━━━ The input

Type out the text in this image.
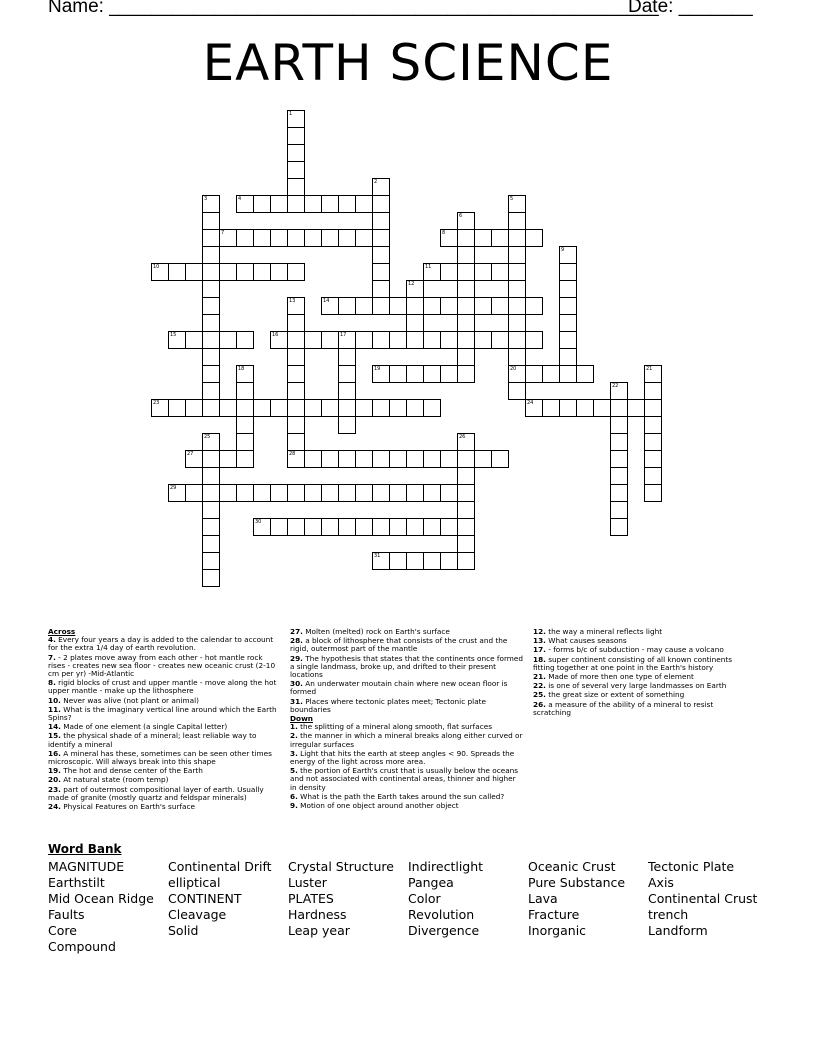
Name: ____________________________________________________
Date: _______
EARTH SCIENCE
4
7	8
10	11
14
15	16	17
19	20
23	24
27	28
29
30
31
1
2
3	5
6
9
12
13
18	21
22
25	26

Across

4. Every four years a day is added to the calendar to account for the extra 1/4 day of earth revolution.

7. - 2 plates move away from each other - hot mantle rock rises - creates new sea floor - creates new oceanic crust (2-10 cm per yr) -Mid-Atlantic

8. rigid blocks of crust and upper mantle - move along the hot upper mantle - make up the lithosphere

10. Never was alive (not plant or animal)

11. What is the imaginary vertical line around which the Earth Spins?

14. Made of one element (a single Capital letter)

15. the physical shade of a mineral; least reliable way to identify a mineral

16. A mineral has these, sometimes can be seen other times microscopic. Will always break into this shape

19. The hot and dense center of the Earth

20. At natural state (room temp)

23. part of outermost compositional layer of earth. Usually made of granite (mostly quartz and feldspar minerals)

24. Physical Features on Earth's surface

27. Molten (melted) rock on Earth's surface

28. a block of lithosphere that consists of the crust and the rigid, outermost part of the mantle

29. The hypothesis that states that the continents once formed a single landmass, broke up, and drifted to their present locations

30. An underwater moutain chain where new ocean floor is formed

31. Places where tectonic plates meet; Tectonic plate boundaries

Down

1. the splitting of a mineral along smooth, flat surfaces

2. the manner in which a mineral breaks along either curved or irregular surfaces

3. Light that hits the earth at steep angles < 90. Spreads the energy of the light across more area.

5. the portion of Earth's crust that is usually below the oceans and not associated with continental areas, thinner and higher in density

6. What is the path the Earth takes around the sun called?

9. Motion of one object around another object

12. the way a mineral reflects light

13. What causes seasons

17. - forms b/c of subduction - may cause a volcano

18. super continent consisting of all known continents fitting together at one point in the Earth's history

21. Made of more then one type of element

22. is one of several very large landmasses on Earth

25. the great size or extent of something

26. a measure of the ability of a mineral to resist scratching

Word Bank
MAGNITUDE	Continental Drift	Crystal Structure	Indirectlight	Oceanic Crust	Tectonic Plate
Earthstilt	elliptical	Luster	Pangea	Pure Substance	Axis
Mid Ocean Ridge	CONTINENT	PLATES	Color	Lava	Continental Crust
Faults	Cleavage	Hardness	Revolution	Fracture	trench
Core	Solid	Leap year	Divergence	Inorganic	Landform
Compound
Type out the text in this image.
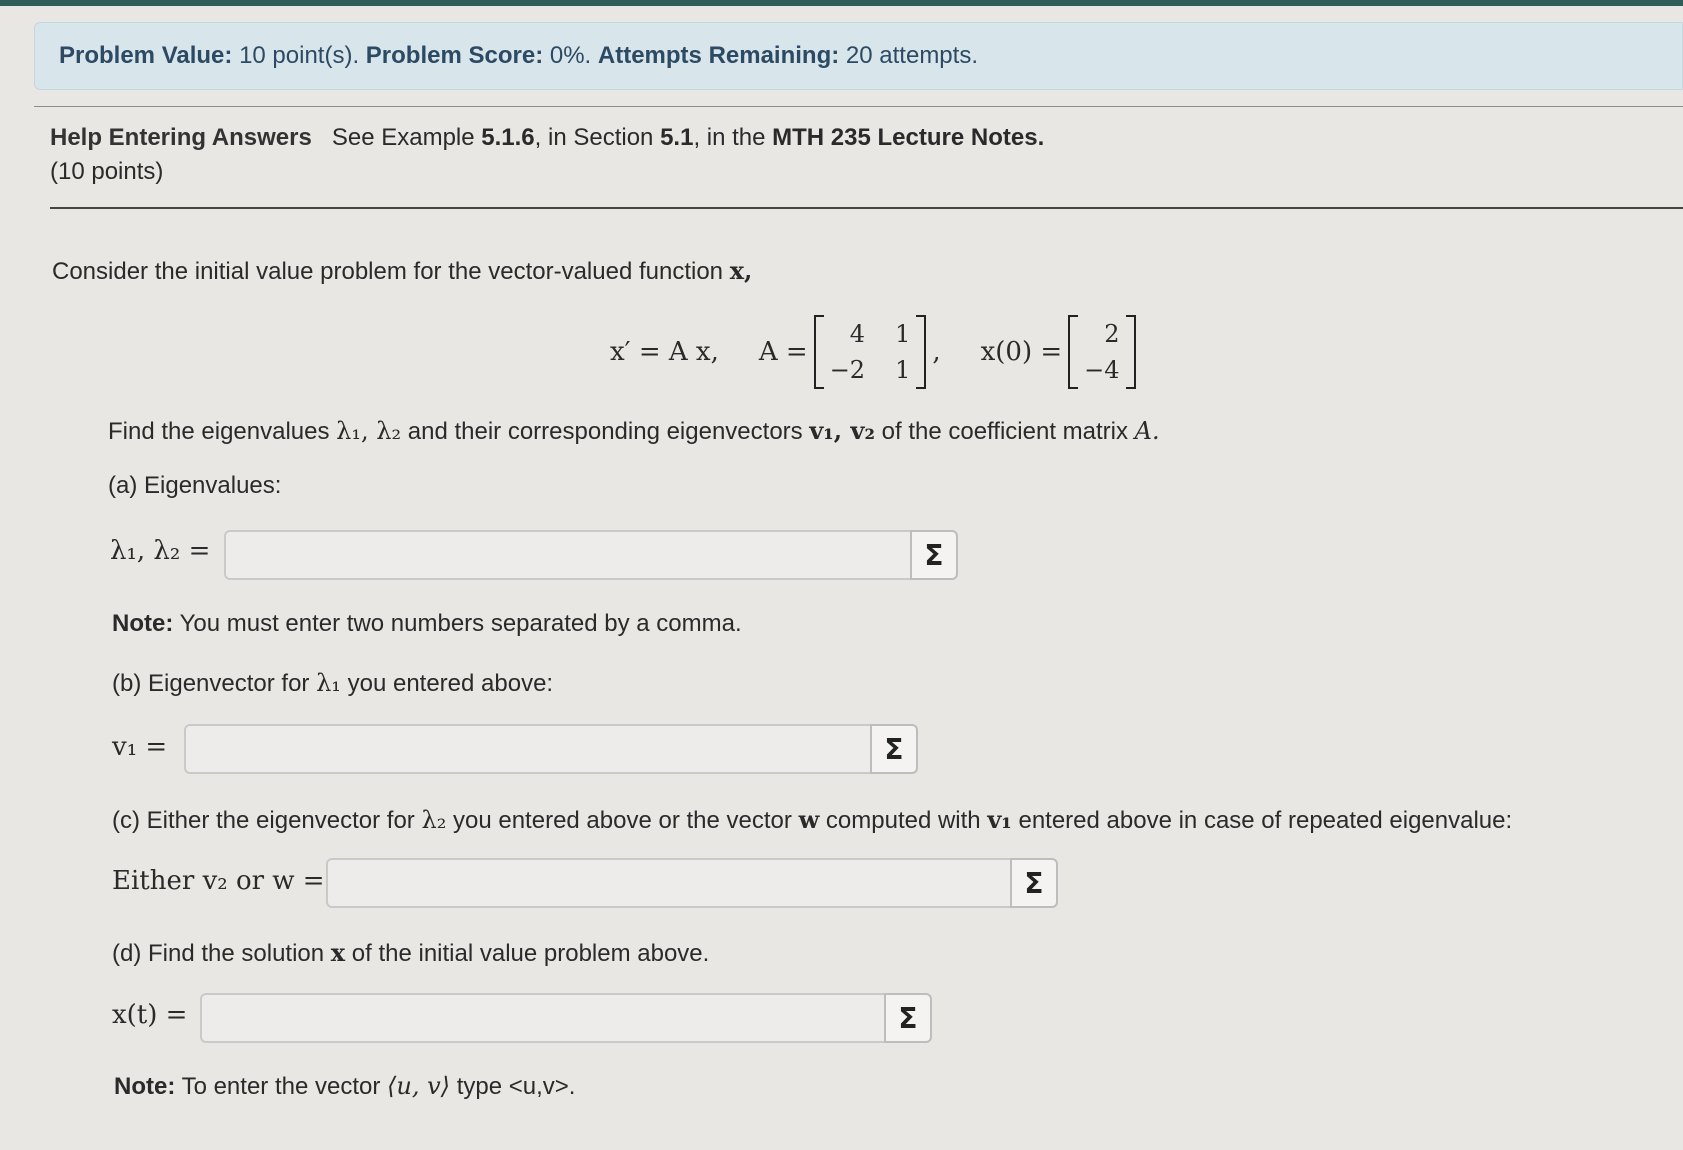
Problem Value:
10 point(s).
Problem Score:
0%.
Attempts Remaining:
20 attempts.
Help Entering Answers See Example 5.1.6, in Section 5.1, in the MTH 235 Lecture Notes.
(10 points)
Consider the initial value problem for the vector-valued function x,
x′ = A x, A =
4 1
−2 1
, x(0) =
2
−4
Find the eigenvalues λ₁, λ₂ and their corresponding eigenvectors v₁, v₂ of the coefficient matrix A.
(a) Eigenvalues:
λ₁, λ₂ =	Σ
Note: You must enter two numbers separated by a comma.
(b) Eigenvector for λ₁ you entered above:
v₁ =	Σ
(c) Either the eigenvector for λ₂ you entered above or the vector w computed with v₁ entered above in case of repeated eigenvalue:
Either v₂ or w =	Σ
(d) Find the solution x of the initial value problem above.
x(t) =	Σ
Note: To enter the vector ⟨u, v⟩ type <u,v>.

━━━━━━

* [The problem]: Pick out the lines containing the string "surfaces".

* [Solution for this exercise]:
1. the splitting of a mineral along smooth, flat surfaces
2. the manner in which a mineral breaks along either curved or irregular surfaces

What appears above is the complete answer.